■ **THE TASK**: Scan the data below and pick out the lines containing the word "environment".

[Items from a dataset]
-- Begin --

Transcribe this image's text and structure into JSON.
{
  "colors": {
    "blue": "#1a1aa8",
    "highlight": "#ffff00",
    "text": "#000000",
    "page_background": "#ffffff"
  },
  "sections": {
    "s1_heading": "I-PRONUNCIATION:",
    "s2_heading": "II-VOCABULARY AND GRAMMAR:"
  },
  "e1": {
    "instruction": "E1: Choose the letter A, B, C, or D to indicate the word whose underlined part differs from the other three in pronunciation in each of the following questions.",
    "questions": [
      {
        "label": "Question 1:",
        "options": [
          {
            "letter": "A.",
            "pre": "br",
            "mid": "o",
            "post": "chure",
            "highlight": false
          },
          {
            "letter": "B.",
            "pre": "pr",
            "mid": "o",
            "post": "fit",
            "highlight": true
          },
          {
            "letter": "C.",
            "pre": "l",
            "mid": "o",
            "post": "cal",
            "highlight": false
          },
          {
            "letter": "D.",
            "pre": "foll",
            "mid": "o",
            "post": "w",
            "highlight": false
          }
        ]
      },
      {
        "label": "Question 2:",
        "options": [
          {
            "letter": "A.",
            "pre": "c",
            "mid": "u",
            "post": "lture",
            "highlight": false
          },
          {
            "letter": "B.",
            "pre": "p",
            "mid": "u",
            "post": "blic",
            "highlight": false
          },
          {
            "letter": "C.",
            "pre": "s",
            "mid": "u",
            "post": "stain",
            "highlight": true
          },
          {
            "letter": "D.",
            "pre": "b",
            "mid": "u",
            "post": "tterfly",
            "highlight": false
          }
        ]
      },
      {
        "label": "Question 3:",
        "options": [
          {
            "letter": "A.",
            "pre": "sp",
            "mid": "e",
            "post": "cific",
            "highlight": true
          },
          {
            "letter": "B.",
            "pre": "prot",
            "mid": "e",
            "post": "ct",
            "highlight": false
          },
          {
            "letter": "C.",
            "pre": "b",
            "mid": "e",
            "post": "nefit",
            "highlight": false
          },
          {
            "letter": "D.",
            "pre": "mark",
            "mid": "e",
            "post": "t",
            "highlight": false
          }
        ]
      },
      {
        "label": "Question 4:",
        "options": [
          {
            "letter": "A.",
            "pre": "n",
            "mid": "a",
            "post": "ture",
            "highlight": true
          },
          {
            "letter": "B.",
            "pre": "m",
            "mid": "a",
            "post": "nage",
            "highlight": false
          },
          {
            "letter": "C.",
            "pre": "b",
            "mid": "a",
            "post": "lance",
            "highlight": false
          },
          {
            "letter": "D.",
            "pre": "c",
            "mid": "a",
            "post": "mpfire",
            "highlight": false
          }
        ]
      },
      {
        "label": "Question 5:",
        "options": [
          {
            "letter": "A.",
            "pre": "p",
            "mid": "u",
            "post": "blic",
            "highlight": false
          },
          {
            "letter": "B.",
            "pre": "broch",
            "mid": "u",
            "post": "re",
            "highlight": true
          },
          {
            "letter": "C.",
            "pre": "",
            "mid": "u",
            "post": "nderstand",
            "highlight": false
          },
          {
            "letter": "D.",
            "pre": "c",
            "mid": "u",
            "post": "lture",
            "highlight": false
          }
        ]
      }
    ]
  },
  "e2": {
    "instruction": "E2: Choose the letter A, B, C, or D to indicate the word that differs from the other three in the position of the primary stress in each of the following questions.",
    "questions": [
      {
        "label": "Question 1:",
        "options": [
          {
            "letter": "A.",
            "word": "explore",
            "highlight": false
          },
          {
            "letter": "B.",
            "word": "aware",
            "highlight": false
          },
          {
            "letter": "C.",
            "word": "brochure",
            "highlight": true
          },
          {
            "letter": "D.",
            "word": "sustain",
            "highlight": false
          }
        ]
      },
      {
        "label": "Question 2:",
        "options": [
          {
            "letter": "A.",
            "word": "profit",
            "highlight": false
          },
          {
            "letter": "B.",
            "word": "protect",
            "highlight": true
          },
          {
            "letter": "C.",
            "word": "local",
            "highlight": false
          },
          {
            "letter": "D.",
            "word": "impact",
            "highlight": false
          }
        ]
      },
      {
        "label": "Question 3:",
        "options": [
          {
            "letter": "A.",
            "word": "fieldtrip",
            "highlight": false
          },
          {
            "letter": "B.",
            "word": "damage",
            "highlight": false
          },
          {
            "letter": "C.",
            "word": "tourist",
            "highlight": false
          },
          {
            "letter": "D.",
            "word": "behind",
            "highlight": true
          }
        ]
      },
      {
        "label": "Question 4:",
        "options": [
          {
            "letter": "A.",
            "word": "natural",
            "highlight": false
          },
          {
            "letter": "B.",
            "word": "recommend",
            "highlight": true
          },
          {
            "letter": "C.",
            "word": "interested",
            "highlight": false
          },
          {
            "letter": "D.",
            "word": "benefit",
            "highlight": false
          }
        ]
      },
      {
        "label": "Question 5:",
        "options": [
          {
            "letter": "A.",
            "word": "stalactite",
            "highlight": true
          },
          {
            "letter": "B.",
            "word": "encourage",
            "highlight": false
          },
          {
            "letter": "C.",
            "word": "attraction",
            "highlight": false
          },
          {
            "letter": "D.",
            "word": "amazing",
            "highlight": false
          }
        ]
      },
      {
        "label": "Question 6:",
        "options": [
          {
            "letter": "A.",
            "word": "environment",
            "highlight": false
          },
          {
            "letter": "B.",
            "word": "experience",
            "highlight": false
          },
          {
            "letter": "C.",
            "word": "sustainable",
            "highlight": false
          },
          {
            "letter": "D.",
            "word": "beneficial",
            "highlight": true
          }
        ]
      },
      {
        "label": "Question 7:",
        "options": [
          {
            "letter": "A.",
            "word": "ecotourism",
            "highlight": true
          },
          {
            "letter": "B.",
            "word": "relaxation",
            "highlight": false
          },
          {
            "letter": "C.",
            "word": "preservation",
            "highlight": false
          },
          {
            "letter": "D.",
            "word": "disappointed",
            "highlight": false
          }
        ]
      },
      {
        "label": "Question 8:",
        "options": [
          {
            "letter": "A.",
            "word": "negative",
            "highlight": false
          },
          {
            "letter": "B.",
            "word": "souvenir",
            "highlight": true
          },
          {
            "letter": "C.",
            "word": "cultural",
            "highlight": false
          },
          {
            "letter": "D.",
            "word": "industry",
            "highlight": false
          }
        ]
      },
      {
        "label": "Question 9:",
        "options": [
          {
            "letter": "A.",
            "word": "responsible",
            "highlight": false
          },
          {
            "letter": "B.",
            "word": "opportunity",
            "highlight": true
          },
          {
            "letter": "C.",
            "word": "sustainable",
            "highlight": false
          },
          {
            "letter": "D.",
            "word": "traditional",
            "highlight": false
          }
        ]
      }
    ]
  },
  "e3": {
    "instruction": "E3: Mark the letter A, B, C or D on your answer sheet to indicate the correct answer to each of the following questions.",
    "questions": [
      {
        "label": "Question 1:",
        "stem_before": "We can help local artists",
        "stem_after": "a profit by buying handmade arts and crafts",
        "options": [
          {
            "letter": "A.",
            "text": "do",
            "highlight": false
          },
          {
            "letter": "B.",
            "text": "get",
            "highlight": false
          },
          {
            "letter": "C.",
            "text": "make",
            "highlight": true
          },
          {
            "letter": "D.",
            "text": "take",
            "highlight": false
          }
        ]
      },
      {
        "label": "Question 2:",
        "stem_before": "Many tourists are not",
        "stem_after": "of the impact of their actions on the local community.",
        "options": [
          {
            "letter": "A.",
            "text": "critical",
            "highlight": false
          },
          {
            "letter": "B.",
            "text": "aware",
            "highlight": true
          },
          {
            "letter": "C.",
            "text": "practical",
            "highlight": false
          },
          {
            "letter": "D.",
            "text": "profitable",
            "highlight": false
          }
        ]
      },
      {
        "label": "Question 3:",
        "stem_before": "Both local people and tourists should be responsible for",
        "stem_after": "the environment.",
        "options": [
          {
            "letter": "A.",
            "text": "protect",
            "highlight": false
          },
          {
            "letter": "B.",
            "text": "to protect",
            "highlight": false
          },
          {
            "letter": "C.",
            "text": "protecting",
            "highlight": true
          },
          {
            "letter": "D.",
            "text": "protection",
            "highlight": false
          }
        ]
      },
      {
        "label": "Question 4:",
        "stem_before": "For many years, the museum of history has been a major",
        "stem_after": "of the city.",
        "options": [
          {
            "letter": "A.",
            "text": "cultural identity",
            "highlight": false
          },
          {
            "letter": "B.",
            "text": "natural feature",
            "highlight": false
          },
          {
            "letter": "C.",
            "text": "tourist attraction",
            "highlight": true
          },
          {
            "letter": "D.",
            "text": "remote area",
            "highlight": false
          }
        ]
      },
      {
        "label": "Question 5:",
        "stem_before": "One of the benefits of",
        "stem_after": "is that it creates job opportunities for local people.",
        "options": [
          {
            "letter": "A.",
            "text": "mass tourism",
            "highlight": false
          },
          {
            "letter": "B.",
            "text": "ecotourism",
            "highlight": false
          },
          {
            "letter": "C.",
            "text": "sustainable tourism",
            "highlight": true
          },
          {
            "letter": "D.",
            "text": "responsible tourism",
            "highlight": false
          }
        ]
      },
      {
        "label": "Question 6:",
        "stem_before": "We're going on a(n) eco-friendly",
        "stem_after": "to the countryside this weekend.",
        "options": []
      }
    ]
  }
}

-- End --

■ **TASK RESULT**:
            "word": "environment",
        "stem_after": "the environment.",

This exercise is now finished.